## Bounding box annotation lines
......

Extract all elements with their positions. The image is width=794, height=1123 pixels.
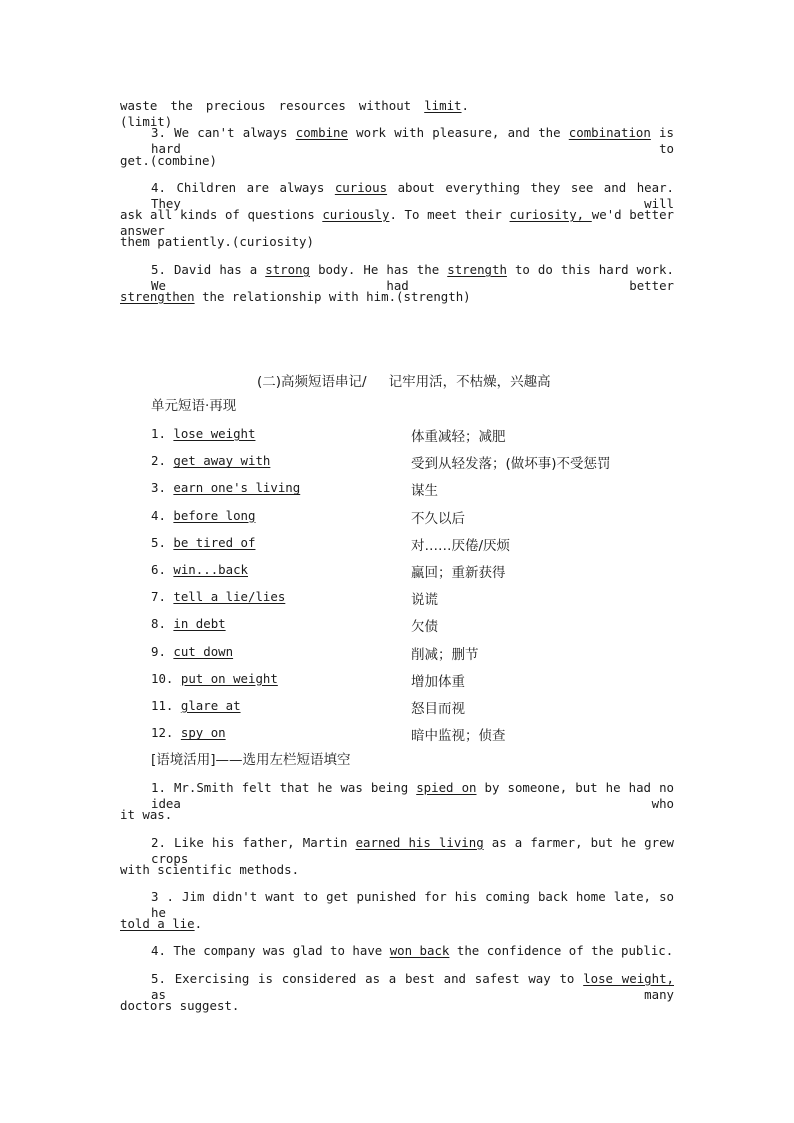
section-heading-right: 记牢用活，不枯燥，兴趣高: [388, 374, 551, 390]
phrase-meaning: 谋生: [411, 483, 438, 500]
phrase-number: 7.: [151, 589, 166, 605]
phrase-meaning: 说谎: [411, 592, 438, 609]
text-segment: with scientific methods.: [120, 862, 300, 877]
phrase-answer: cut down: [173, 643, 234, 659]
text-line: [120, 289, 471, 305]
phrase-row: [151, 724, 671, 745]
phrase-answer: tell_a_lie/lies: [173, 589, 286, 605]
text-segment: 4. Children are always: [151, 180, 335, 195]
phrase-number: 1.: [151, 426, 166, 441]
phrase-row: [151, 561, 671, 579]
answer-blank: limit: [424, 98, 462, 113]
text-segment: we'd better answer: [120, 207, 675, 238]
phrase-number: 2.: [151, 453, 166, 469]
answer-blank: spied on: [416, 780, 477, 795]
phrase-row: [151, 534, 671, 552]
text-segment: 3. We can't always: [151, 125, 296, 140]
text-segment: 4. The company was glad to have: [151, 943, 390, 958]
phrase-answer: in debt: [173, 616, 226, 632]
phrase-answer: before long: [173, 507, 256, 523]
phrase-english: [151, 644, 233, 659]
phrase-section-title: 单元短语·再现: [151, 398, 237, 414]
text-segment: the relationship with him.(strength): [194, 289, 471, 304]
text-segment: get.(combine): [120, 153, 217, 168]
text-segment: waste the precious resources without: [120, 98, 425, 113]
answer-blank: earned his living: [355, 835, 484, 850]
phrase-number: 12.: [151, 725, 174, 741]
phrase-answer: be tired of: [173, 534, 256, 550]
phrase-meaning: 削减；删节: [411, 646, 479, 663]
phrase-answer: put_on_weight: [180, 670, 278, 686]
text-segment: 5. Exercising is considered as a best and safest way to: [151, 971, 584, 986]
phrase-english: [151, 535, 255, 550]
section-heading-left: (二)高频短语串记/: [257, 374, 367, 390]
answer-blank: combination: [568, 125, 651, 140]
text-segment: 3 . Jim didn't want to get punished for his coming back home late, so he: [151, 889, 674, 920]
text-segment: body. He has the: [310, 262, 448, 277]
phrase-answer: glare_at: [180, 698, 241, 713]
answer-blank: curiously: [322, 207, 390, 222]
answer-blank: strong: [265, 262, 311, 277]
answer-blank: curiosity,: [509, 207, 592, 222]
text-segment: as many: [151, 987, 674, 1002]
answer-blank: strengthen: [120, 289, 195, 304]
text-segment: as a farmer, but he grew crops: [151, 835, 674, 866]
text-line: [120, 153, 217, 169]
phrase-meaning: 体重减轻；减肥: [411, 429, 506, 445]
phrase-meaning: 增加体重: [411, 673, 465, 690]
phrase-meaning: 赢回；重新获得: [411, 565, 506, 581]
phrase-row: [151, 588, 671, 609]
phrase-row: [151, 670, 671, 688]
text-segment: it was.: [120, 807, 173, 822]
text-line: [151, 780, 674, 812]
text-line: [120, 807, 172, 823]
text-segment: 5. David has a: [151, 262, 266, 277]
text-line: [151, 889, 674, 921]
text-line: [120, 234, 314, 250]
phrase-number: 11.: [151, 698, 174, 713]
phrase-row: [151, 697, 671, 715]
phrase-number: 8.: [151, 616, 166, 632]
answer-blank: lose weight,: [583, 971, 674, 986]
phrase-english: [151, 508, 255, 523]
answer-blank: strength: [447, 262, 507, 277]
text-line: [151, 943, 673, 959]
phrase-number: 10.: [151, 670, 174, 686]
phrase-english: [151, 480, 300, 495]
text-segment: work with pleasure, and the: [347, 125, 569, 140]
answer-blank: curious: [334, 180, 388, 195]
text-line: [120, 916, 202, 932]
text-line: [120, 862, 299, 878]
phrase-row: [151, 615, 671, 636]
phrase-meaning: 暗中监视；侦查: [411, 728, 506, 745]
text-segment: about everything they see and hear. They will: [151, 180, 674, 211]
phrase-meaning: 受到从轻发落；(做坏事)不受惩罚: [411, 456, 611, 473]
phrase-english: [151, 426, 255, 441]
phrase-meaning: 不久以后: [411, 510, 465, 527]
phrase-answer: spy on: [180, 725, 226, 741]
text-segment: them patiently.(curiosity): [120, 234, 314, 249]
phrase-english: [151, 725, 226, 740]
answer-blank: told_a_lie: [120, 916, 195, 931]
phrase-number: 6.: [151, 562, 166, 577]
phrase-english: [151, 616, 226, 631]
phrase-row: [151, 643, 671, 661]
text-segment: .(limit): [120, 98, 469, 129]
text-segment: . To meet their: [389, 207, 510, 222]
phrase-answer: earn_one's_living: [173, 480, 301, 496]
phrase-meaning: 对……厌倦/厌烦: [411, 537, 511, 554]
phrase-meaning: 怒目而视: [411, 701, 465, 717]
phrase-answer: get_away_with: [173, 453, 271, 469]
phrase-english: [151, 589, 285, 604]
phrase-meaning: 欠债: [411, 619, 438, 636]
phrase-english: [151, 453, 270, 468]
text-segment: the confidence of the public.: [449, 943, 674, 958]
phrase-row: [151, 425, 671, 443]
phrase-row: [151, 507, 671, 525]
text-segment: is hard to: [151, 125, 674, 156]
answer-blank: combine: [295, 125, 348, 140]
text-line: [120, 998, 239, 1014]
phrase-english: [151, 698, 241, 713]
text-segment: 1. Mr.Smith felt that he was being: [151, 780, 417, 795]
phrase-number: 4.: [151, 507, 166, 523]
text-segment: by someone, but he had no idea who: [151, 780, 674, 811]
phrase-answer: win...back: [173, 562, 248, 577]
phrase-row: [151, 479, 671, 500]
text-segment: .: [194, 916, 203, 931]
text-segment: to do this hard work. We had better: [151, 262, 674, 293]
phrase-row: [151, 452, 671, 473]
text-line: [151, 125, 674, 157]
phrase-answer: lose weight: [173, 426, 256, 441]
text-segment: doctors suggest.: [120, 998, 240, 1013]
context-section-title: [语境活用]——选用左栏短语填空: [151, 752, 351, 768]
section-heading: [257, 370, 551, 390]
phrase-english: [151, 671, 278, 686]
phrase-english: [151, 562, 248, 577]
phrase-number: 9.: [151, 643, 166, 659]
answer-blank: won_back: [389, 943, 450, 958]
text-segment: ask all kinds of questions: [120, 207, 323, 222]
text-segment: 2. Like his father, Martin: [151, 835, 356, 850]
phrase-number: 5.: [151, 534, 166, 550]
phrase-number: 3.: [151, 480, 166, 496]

......

## Your objective
Please quote all of the lines above word for word, leaving out the pictures.

## Response to the exercise
Extract all elements with their positions. The image is width=794, height=1123 pixels.
section-heading-right: 记牢用活，不枯燥，兴趣高: [388, 374, 551, 390]
phrase-meaning: 谋生: [411, 483, 438, 500]
phrase-number: 7.: [151, 589, 166, 605]
phrase-meaning: 说谎: [411, 592, 438, 609]
text-segment: with scientific methods.: [120, 862, 300, 877]
phrase-answer: cut down: [173, 643, 234, 659]
text-line: [120, 289, 471, 305]
phrase-row: [151, 724, 671, 745]
phrase-answer: tell_a_lie/lies: [173, 589, 286, 605]
text-segment: 4. Children are always: [151, 180, 335, 195]
phrase-number: 1.: [151, 426, 166, 441]
phrase-row: [151, 561, 671, 579]
answer-blank: limit: [424, 98, 462, 113]
text-segment: we'd better answer: [120, 207, 675, 238]
phrase-number: 2.: [151, 453, 166, 469]
answer-blank: spied on: [416, 780, 477, 795]
phrase-row: [151, 534, 671, 552]
text-segment: 3. We can't always: [151, 125, 296, 140]
text-segment: 4. The company was glad to have: [151, 943, 390, 958]
phrase-answer: in debt: [173, 616, 226, 632]
phrase-answer: before long: [173, 507, 256, 523]
phrase-english: [151, 644, 233, 659]
phrase-section-title: 单元短语·再现: [151, 398, 237, 414]
text-segment: the relationship with him.(strength): [194, 289, 471, 304]
text-segment: get.(combine): [120, 153, 217, 168]
text-segment: waste the precious resources without: [120, 98, 425, 113]
answer-blank: earned his living: [355, 835, 484, 850]
phrase-number: 12.: [151, 725, 174, 741]
phrase-answer: be tired of: [173, 534, 256, 550]
phrase-meaning: 削减；删节: [411, 646, 479, 663]
phrase-answer: put_on_weight: [180, 670, 278, 686]
text-segment: 5. Exercising is considered as a best and safest way to: [151, 971, 584, 986]
phrase-english: [151, 535, 255, 550]
section-heading-left: (二)高频短语串记/: [257, 374, 367, 390]
answer-blank: combination: [568, 125, 651, 140]
text-segment: 3 . Jim didn't want to get punished for his coming back home late, so he: [151, 889, 674, 920]
text-segment: body. He has the: [310, 262, 448, 277]
phrase-answer: glare_at: [180, 698, 241, 713]
answer-blank: curiously: [322, 207, 390, 222]
answer-blank: strong: [265, 262, 311, 277]
answer-blank: curiosity,: [509, 207, 592, 222]
text-segment: as many: [151, 987, 674, 1002]
answer-blank: strengthen: [120, 289, 195, 304]
text-segment: as a farmer, but he grew crops: [151, 835, 674, 866]
text-line: [120, 153, 217, 169]
phrase-meaning: 体重减轻；减肥: [411, 429, 506, 445]
phrase-meaning: 增加体重: [411, 673, 465, 690]
phrase-meaning: 赢回；重新获得: [411, 565, 506, 581]
phrase-row: [151, 588, 671, 609]
phrase-row: [151, 670, 671, 688]
text-segment: it was.: [120, 807, 173, 822]
text-line: [151, 780, 674, 812]
text-line: [120, 807, 172, 823]
text-segment: 5. David has a: [151, 262, 266, 277]
text-line: [151, 889, 674, 921]
text-line: [120, 234, 314, 250]
phrase-number: 11.: [151, 698, 174, 713]
phrase-row: [151, 697, 671, 715]
phrase-number: 8.: [151, 616, 166, 632]
answer-blank: lose weight,: [583, 971, 674, 986]
phrase-english: [151, 508, 255, 523]
answer-blank: strength: [447, 262, 507, 277]
text-line: [151, 943, 673, 959]
phrase-number: 10.: [151, 670, 174, 686]
phrase-english: [151, 480, 300, 495]
text-segment: work with pleasure, and the: [347, 125, 569, 140]
answer-blank: curious: [334, 180, 388, 195]
text-line: [120, 916, 202, 932]
text-line: [120, 862, 299, 878]
phrase-row: [151, 615, 671, 636]
phrase-meaning: 暗中监视；侦查: [411, 728, 506, 745]
text-segment: about everything they see and hear. They will: [151, 180, 674, 211]
phrase-meaning: 受到从轻发落；(做坏事)不受惩罚: [411, 456, 611, 473]
phrase-english: [151, 426, 255, 441]
phrase-meaning: 不久以后: [411, 510, 465, 527]
phrase-answer: spy on: [180, 725, 226, 741]
text-segment: them patiently.(curiosity): [120, 234, 314, 249]
phrase-english: [151, 725, 226, 740]
answer-blank: told_a_lie: [120, 916, 195, 931]
phrase-number: 6.: [151, 562, 166, 577]
phrase-english: [151, 616, 226, 631]
phrase-row: [151, 643, 671, 661]
text-segment: .(limit): [120, 98, 469, 129]
text-segment: . To meet their: [389, 207, 510, 222]
phrase-answer: earn_one's_living: [173, 480, 301, 496]
phrase-meaning: 对……厌倦/厌烦: [411, 537, 511, 554]
phrase-meaning: 怒目而视: [411, 701, 465, 717]
phrase-answer: get_away_with: [173, 453, 271, 469]
phrase-english: [151, 589, 285, 604]
phrase-meaning: 欠债: [411, 619, 438, 636]
phrase-english: [151, 453, 270, 468]
text-segment: the confidence of the public.: [449, 943, 674, 958]
phrase-row: [151, 425, 671, 443]
phrase-row: [151, 507, 671, 525]
text-segment: is hard to: [151, 125, 674, 156]
answer-blank: combine: [295, 125, 348, 140]
text-line: [120, 998, 239, 1014]
phrase-english: [151, 698, 241, 713]
text-segment: 1. Mr.Smith felt that he was being: [151, 780, 417, 795]
phrase-number: 4.: [151, 507, 166, 523]
text-segment: by someone, but he had no idea who: [151, 780, 674, 811]
phrase-answer: win...back: [173, 562, 248, 577]
phrase-row: [151, 479, 671, 500]
text-segment: .: [194, 916, 203, 931]
text-segment: to do this hard work. We had better: [151, 262, 674, 293]
phrase-row: [151, 452, 671, 473]
text-line: [151, 125, 674, 157]
phrase-answer: lose weight: [173, 426, 256, 441]
text-segment: doctors suggest.: [120, 998, 240, 1013]
context-section-title: [语境活用]——选用左栏短语填空: [151, 752, 351, 768]
section-heading: [257, 370, 551, 390]
phrase-english: [151, 671, 278, 686]
phrase-english: [151, 562, 248, 577]
phrase-number: 9.: [151, 643, 166, 659]
answer-blank: won_back: [389, 943, 450, 958]
text-segment: ask all kinds of questions: [120, 207, 323, 222]
text-segment: 2. Like his father, Martin: [151, 835, 356, 850]
phrase-number: 5.: [151, 534, 166, 550]
phrase-number: 3.: [151, 480, 166, 496]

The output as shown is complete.